## Start
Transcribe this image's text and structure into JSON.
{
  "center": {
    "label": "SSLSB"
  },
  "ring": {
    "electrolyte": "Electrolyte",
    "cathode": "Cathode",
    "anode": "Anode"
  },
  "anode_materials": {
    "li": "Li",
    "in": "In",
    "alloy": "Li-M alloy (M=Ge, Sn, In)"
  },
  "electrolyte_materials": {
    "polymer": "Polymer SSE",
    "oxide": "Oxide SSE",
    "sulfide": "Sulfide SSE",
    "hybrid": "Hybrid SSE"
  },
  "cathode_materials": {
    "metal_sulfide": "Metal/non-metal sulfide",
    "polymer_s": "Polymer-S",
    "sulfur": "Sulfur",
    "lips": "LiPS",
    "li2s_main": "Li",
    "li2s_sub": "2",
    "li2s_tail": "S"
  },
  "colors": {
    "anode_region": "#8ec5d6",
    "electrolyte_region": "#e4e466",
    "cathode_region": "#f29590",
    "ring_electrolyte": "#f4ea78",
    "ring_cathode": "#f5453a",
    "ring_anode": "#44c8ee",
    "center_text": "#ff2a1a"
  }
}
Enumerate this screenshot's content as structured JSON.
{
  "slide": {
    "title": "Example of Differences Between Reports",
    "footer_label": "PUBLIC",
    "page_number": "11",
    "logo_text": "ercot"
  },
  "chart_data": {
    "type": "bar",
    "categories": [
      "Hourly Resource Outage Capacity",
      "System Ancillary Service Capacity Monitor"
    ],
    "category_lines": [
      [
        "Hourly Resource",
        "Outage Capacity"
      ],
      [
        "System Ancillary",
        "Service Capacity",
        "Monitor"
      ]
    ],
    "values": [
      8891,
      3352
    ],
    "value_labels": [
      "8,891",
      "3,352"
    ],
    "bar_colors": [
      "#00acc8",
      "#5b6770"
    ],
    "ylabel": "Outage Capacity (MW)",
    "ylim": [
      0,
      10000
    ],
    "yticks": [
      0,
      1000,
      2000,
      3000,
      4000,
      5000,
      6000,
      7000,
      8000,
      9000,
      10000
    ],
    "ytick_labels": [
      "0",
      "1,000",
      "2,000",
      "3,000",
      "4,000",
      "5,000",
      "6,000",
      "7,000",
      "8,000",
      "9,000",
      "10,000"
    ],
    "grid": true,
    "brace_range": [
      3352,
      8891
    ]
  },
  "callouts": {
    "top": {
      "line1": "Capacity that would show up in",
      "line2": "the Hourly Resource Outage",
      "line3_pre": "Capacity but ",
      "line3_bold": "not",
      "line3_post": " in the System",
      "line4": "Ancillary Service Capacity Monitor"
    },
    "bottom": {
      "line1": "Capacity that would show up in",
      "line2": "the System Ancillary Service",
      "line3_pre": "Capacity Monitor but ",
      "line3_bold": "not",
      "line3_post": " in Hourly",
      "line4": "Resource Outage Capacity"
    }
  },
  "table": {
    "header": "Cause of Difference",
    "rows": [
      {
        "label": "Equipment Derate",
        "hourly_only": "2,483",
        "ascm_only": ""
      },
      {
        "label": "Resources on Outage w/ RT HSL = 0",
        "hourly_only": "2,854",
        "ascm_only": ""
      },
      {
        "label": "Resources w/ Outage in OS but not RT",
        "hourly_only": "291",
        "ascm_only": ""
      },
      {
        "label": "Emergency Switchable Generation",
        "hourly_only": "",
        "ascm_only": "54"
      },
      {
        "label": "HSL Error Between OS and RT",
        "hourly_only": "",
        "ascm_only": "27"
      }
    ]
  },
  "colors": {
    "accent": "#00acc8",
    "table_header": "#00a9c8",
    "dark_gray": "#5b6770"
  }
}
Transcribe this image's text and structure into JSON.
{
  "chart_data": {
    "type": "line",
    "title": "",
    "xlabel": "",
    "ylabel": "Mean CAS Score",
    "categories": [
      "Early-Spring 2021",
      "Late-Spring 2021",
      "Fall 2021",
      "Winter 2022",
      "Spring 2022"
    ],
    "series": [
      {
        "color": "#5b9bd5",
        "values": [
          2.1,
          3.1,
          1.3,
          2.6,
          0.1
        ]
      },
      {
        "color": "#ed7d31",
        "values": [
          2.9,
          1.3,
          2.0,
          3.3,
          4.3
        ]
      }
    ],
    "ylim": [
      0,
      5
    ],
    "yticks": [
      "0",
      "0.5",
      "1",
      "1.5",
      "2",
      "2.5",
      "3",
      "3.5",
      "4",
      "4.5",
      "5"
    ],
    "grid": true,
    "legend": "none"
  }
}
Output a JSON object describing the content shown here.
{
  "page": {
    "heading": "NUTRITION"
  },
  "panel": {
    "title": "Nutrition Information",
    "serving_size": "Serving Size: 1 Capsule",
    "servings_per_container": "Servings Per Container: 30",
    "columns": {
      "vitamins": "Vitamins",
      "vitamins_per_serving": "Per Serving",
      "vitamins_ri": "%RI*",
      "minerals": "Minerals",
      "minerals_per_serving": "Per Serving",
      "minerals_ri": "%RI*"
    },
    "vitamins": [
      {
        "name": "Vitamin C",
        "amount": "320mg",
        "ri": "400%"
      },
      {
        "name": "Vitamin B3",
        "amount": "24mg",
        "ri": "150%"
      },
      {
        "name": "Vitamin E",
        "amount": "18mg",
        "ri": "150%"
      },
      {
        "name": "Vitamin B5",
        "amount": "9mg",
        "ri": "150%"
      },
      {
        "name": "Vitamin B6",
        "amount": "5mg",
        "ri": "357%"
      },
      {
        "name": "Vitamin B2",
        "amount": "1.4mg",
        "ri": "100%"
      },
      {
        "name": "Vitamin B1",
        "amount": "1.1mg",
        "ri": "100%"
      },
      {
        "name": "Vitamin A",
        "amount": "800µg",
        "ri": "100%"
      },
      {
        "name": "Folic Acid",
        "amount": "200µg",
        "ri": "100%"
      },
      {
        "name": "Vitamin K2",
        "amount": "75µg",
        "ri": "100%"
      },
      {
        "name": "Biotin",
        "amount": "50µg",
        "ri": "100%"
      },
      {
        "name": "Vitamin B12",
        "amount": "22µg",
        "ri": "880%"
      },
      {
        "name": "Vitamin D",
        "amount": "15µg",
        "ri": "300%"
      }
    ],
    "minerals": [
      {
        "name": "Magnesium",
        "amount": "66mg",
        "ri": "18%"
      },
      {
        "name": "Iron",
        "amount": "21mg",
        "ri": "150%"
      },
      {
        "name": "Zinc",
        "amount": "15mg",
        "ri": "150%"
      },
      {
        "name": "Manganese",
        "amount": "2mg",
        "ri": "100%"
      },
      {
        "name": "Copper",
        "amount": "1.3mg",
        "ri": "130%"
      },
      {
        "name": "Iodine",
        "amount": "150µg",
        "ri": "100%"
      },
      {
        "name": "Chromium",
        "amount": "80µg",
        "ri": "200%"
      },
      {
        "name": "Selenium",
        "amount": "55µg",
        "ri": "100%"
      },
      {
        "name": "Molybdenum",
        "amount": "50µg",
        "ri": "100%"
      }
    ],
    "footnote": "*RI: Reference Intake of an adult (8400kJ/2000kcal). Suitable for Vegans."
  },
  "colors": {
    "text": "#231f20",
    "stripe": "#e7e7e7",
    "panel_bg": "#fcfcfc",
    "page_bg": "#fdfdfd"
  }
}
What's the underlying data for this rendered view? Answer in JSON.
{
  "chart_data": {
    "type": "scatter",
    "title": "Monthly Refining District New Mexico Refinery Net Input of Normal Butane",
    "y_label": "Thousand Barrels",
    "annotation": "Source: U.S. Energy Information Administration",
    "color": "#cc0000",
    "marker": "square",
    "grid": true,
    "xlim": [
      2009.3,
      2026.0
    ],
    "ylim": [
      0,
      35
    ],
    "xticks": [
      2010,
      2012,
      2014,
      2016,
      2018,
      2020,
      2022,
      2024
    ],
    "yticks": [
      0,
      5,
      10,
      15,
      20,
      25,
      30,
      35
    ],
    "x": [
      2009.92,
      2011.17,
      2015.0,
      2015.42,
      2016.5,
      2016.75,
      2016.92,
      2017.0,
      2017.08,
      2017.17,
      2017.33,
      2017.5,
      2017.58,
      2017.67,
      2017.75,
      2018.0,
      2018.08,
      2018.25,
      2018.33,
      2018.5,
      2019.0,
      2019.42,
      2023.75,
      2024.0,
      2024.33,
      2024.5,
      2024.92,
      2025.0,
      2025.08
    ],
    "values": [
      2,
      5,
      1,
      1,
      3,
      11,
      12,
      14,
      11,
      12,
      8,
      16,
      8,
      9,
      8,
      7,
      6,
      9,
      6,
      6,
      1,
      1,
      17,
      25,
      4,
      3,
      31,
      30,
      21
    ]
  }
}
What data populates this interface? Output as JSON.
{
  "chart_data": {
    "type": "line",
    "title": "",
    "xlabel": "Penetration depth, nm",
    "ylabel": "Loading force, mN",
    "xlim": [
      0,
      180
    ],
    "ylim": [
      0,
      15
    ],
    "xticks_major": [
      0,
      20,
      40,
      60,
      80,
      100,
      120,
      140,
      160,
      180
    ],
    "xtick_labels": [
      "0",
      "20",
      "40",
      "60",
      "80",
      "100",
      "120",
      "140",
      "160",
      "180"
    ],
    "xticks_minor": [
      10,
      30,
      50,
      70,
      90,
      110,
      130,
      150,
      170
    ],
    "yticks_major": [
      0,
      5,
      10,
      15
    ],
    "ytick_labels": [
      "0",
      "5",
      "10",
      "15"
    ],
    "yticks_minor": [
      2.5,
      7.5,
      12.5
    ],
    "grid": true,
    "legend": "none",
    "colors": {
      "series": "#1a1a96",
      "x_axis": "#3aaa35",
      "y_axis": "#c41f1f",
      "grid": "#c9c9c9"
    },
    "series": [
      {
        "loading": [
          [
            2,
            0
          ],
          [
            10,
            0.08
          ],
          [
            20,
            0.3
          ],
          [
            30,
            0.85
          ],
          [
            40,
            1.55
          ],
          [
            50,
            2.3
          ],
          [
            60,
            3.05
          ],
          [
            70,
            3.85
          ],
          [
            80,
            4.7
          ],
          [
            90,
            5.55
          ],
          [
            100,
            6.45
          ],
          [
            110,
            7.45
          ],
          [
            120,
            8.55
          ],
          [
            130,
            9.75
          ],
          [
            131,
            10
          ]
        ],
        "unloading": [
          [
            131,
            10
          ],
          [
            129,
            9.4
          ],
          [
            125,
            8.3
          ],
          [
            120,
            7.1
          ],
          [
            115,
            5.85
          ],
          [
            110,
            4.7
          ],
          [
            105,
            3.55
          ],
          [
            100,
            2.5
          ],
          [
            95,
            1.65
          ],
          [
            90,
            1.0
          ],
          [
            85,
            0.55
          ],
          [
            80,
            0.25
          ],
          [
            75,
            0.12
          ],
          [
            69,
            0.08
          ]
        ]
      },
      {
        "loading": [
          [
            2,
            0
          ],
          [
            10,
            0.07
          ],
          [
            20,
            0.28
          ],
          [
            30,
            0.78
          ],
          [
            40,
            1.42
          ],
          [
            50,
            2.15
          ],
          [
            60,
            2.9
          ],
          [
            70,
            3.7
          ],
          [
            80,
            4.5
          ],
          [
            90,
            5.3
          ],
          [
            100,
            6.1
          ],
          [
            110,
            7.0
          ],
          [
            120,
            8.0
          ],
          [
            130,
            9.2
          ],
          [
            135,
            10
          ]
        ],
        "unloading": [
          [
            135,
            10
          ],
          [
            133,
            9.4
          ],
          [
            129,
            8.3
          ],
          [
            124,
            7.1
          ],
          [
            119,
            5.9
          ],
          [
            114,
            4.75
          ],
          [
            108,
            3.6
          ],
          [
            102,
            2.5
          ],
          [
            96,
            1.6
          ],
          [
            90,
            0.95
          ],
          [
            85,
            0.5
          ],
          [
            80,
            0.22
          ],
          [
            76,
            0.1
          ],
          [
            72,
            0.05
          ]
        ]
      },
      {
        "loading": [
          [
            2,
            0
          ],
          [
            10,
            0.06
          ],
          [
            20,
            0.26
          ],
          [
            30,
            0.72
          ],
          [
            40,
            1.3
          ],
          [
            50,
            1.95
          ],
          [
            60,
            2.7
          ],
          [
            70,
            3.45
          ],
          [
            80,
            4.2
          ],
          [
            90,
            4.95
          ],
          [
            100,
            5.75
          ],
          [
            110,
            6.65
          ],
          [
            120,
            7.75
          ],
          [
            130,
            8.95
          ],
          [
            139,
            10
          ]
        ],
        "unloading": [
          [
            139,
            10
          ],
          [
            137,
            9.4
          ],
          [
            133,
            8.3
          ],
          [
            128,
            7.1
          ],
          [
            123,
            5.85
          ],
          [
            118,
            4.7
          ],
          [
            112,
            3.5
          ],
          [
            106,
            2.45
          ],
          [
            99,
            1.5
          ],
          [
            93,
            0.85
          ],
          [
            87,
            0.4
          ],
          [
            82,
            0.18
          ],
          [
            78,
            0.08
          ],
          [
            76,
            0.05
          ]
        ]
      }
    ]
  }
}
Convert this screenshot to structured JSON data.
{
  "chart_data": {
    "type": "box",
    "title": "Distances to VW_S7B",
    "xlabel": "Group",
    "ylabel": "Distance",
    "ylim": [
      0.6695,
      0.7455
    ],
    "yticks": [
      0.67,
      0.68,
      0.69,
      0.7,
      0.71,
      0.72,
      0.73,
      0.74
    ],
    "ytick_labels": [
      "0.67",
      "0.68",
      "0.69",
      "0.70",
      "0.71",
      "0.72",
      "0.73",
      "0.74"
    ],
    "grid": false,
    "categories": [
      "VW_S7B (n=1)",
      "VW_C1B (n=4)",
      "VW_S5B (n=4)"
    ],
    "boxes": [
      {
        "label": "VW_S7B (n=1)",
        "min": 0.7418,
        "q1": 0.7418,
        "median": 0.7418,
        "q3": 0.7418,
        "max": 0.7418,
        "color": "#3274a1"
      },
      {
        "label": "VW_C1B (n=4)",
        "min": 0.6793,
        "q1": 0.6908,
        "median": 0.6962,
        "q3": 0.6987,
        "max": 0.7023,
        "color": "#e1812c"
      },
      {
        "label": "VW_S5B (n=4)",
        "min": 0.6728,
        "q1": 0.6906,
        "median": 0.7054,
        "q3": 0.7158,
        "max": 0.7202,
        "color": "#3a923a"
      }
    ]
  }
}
## End
* [To be done] Go through the material and copy out every line with "Service" in it.

* [Result of the task]
      "System Ancillary Service Capacity Monitor"
        "Service Capacity",
      "line4": "Ancillary Service Capacity Monitor"
      "line2": "the System Ancillary Service",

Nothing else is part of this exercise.